▼▼▼

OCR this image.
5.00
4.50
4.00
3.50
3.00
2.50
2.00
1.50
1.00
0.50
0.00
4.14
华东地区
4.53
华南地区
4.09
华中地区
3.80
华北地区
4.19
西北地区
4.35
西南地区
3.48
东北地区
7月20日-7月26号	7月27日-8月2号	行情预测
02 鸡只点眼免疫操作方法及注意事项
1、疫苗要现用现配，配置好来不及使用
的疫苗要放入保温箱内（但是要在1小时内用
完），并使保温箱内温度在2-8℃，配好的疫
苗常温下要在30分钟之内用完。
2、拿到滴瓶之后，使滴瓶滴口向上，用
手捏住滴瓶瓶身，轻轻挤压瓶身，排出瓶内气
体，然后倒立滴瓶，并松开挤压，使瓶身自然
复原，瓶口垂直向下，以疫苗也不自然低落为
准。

▲▲▲

### Aim
What do the records say? Quote them all exactly.

### Solution to this exercise
OCR this image.
5.00
4.50
4.00
3.50
3.00
2.50
2.00
1.50
1.00
0.50
0.00
4.14
华东地区
4.53
华南地区
4.09
华中地区
3.80
华北地区
4.19
西北地区
4.35
西南地区
3.48
东北地区
7月20日-7月26号	7月27日-8月2号	行情预测
02 鸡只点眼免疫操作方法及注意事项
1、疫苗要现用现配，配置好来不及使用
的疫苗要放入保温箱内（但是要在1小时内用
完），并使保温箱内温度在2-8℃，配好的疫
苗常温下要在30分钟之内用完。
2、拿到滴瓶之后，使滴瓶滴口向上，用
手捏住滴瓶瓶身，轻轻挤压瓶身，排出瓶内气
体，然后倒立滴瓶，并松开挤压，使瓶身自然
复原，瓶口垂直向下，以疫苗也不自然低落为
准。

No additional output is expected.